How does the Swap Facility of the People’s Bank of China work? (Swap 101)
How does the Swap Facility of the People’s Bank of China work? (Swap 101)
Two news channels announced that the PBOC has begun offering a new swap facility to companies. [Bloomberg] Beijing’s liquidity support for the stock market will come in the form of a 500 billion yuan swap facility, central bank governor Pan Gongsheng said Tuesday at a briefing in Beijing.1 [Yahoo] The People's Bank of China (PBOC) plans to set up a swap facility that would give non-bank financial institutions access to at least 500 billion yuan (US$71 billion) in funding to buy shares, in a surprise move aimed at stabilising the stock market.2
Aim:
The People’s Bank of China provides liquidity to companies to support the stock market. Could you explain how the central bank would carry out this operation? I am trying to describe this operation using the T-balance sheet approach.
Actors:
We have 3 actors in this operation:
CB: Central Bank
Bank
Company
Actions:
First Phase:
The first phase involves swapping eligible assets from the private sector with the central bank’s holdings. The central bank’s holdings include government securities and central bank bills.
Eligible securities firms, funds and insurance companies will be allowed to use their holdings of bonds, stock ETFs, CSI 300 constituent stocks and other assets as collateral to obtain high-liquid assets such as government bonds and central bank bills from the PBOC.
Second Phase:
The second phase companies used these government securities as the collateral for borrowing liquidity from Central Bank. The bank intermediates this transaction creating the deposits in company’s account.
The swap for more liquid assets “will significantly increase institutions’ ability to acquire funds and buy stocks.

*Exercises to complete*
1. In the PBOC swap text, can you transcribe the passage from "Eligible securities firms, funds" to "from the PBOC."?
2. Could you rewrite the paragraph of the PBOC swap text that begins "Eligible securities firms" as a short bulleted list that keeps its main facts?
3. Which actors does the PBOC swap text name as taking part in the operation?
The material after this point comes from a separate source, not from the PBOC swap text.

*Collected data*
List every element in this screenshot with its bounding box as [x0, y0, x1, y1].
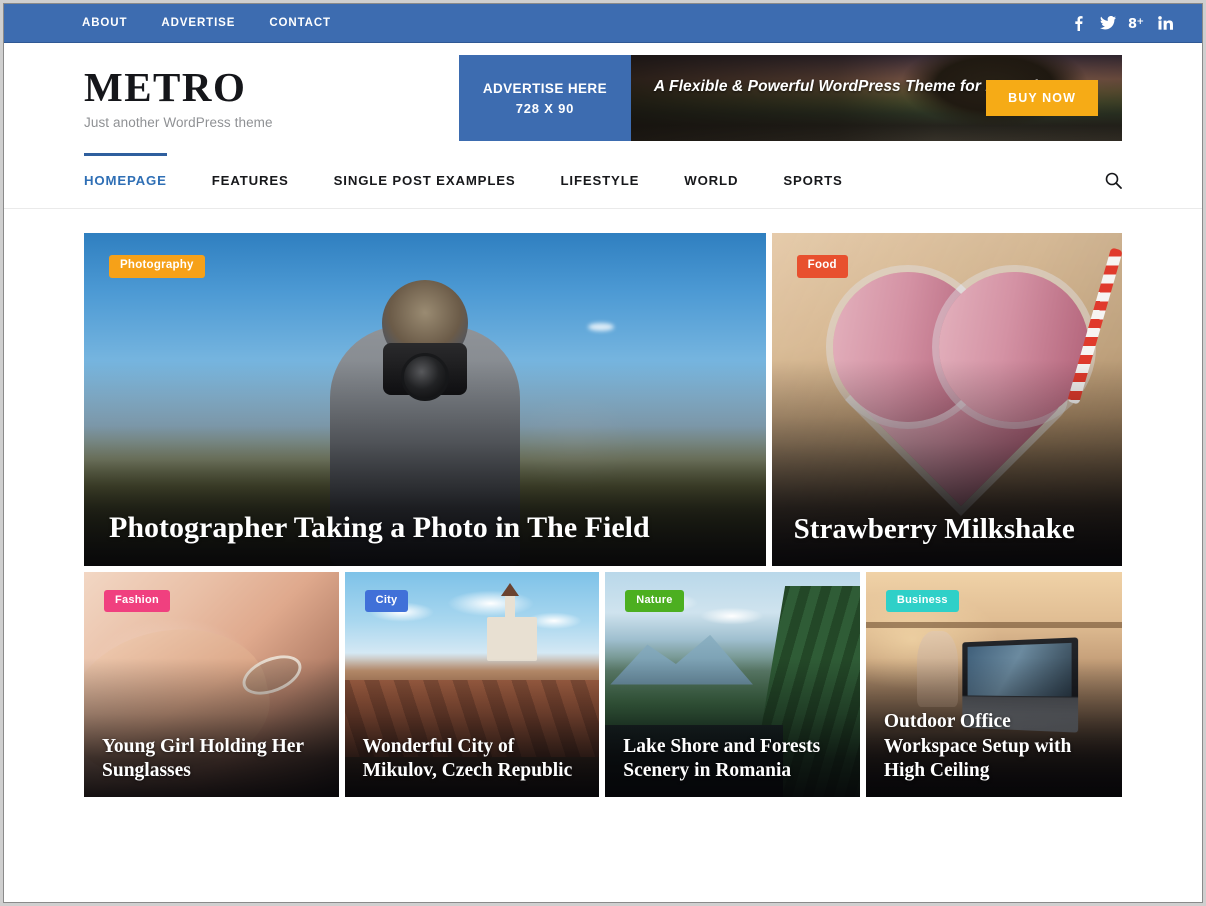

*Task-by-task solutions*
1.
Eligible securities firms, funds and insurance companies will be allowed to use their holdings of bonds, stock ETFs, CSI 300 constituent stocks and other assets as collateral to obtain high-liquid assets such as government bonds and central bank bills from the PBOC.

2.
- Who takes part: eligible securities firms, funds and insurance companies
- What they use as collateral: their holdings of bonds, stock ETFs, CSI 300 constituent stocks and other assets
- What they obtain from the PBOC: highly liquid assets such as government bonds and central bank bills

3.
- Central Bank
- Bank
- Company